> EXERCISE DIRECTIONS
Return all lines from the listing below in which the string "operations" occurs.

> DATA EXTRACT

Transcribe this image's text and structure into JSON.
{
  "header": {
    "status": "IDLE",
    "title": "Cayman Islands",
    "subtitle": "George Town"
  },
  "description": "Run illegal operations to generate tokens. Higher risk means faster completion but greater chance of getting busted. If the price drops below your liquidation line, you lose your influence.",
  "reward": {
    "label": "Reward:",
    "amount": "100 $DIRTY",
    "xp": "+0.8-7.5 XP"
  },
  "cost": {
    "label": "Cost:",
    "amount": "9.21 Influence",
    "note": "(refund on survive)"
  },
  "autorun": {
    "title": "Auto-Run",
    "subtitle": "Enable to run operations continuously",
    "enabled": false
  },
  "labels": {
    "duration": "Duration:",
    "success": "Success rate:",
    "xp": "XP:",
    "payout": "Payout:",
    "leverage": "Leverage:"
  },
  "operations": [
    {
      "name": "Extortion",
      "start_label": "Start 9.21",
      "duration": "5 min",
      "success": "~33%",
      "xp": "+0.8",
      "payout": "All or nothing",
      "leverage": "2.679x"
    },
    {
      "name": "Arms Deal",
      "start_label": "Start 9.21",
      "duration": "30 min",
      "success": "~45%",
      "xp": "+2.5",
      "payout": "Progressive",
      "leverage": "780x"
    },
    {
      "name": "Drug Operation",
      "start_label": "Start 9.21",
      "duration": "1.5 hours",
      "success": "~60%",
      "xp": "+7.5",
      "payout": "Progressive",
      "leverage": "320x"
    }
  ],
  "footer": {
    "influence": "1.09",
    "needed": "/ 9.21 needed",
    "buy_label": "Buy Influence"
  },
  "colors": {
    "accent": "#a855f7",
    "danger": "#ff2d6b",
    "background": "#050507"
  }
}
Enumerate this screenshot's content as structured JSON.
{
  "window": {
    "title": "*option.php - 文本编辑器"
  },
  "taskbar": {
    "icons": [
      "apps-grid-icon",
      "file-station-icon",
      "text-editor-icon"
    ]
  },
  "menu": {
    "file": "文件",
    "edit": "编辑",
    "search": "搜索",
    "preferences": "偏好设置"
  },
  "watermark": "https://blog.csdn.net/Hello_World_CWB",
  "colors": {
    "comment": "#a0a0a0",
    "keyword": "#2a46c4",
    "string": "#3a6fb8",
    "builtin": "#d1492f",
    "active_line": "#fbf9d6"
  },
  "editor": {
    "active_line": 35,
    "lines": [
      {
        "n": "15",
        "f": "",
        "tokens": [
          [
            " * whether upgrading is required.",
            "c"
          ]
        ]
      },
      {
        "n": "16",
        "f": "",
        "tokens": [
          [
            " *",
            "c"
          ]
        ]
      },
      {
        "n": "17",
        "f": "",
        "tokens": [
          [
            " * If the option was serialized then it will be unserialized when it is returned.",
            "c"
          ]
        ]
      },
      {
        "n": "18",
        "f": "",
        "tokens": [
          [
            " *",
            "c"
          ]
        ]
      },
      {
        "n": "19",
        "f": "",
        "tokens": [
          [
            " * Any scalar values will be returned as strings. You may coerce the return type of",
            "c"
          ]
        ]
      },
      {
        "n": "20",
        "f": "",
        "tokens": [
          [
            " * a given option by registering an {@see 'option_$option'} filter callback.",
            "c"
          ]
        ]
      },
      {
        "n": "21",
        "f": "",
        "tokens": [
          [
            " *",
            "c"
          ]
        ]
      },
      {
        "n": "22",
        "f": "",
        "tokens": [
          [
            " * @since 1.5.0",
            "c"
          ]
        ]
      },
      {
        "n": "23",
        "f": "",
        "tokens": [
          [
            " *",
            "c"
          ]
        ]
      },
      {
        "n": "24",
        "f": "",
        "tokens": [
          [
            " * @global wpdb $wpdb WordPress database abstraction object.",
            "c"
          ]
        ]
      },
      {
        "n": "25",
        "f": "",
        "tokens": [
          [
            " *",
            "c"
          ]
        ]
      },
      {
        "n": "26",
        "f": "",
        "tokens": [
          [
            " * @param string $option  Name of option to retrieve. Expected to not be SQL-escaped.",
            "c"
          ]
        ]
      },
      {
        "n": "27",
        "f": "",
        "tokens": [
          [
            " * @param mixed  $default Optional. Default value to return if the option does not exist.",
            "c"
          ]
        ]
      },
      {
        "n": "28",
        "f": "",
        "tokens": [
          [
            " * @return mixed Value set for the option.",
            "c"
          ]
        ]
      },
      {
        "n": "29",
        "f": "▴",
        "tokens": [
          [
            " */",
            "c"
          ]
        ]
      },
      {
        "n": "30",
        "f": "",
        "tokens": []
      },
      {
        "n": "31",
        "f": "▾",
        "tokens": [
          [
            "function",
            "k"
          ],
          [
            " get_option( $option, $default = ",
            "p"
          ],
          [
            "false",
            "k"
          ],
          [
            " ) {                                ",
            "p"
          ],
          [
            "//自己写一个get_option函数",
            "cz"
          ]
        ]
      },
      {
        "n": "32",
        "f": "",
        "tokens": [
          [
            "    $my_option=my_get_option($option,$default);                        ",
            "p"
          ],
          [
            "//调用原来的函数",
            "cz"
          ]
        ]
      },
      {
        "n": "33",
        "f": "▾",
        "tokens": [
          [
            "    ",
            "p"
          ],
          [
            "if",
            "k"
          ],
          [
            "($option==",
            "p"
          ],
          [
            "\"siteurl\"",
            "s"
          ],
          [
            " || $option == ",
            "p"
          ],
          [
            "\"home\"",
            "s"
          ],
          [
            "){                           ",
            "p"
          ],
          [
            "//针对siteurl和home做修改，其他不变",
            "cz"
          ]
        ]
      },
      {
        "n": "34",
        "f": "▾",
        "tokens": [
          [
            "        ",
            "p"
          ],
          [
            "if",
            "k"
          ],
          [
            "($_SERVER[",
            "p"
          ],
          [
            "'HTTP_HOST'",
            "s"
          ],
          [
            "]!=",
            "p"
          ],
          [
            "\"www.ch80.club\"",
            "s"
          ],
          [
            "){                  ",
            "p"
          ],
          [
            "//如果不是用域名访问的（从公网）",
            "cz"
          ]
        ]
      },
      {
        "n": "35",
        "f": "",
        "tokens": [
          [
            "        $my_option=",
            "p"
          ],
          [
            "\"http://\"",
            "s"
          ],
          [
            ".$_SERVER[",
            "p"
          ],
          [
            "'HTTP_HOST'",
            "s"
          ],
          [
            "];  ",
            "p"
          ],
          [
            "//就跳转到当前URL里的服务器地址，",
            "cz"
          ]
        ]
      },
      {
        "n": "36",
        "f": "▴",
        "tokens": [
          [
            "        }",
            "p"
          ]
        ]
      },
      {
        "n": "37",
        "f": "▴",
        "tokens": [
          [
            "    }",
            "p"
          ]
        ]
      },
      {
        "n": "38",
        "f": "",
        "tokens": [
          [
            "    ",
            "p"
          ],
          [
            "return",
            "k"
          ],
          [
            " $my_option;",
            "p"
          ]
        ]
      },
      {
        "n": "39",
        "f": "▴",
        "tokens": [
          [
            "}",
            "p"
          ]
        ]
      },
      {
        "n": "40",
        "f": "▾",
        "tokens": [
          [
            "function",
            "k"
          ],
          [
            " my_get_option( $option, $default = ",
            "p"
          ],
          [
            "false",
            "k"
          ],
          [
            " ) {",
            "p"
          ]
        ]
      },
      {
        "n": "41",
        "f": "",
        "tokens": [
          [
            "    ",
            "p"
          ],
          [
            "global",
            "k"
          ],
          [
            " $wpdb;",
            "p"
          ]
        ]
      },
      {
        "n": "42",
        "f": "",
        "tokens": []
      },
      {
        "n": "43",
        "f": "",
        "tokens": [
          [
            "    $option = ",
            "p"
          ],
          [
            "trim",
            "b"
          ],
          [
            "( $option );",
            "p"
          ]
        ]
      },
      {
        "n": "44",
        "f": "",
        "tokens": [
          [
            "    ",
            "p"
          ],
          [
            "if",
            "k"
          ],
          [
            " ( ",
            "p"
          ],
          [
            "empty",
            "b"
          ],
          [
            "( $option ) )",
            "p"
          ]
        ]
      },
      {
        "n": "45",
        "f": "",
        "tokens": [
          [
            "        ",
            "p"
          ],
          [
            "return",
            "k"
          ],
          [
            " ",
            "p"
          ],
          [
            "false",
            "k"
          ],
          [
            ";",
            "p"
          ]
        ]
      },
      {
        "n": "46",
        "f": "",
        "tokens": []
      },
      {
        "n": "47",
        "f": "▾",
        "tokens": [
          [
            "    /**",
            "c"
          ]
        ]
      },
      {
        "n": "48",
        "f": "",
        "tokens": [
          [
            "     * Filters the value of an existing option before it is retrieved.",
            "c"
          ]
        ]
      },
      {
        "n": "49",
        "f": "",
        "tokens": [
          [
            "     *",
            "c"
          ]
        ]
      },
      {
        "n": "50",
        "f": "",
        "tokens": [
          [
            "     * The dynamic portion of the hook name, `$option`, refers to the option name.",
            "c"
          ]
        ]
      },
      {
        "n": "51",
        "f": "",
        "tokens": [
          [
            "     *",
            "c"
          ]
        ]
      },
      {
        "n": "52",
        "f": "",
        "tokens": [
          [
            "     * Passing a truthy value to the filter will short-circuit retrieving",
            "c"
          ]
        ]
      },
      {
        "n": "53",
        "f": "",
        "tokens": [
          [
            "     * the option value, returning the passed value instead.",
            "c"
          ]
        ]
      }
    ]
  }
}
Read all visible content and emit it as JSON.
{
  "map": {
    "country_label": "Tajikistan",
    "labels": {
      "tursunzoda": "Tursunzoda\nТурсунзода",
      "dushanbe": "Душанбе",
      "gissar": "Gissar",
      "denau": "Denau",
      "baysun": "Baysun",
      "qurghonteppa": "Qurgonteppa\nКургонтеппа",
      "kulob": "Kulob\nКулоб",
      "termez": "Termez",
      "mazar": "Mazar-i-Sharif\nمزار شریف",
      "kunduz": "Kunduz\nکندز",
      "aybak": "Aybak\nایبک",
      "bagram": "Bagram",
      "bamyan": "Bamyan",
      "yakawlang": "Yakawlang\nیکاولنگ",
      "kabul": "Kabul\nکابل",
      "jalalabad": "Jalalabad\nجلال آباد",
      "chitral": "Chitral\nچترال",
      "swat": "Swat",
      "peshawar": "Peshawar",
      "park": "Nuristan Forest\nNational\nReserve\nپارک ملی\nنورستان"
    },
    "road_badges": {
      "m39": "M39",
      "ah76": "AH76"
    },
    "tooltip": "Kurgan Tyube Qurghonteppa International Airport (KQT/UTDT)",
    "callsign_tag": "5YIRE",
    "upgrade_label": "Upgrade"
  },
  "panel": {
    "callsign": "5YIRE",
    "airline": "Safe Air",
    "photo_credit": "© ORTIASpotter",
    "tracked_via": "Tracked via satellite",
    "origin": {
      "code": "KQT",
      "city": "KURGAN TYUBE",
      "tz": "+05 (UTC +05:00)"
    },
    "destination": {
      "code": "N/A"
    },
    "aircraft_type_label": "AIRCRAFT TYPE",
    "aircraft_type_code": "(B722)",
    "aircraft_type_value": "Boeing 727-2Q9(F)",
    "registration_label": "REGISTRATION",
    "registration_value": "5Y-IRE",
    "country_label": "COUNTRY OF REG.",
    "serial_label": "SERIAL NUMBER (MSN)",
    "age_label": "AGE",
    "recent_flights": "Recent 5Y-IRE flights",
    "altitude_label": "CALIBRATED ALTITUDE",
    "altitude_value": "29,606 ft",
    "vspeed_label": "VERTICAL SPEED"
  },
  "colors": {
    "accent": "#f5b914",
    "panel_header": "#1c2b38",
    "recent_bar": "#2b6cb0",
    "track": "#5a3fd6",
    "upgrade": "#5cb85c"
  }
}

> WRITTEN SOLUTION
  "description": "Run illegal operations to generate tokens. Higher risk means faster completion but greater chance of getting busted. If the price drops below your liquidation line, you lose your influence.",
    "subtitle": "Enable to run operations continuously",
  "operations": [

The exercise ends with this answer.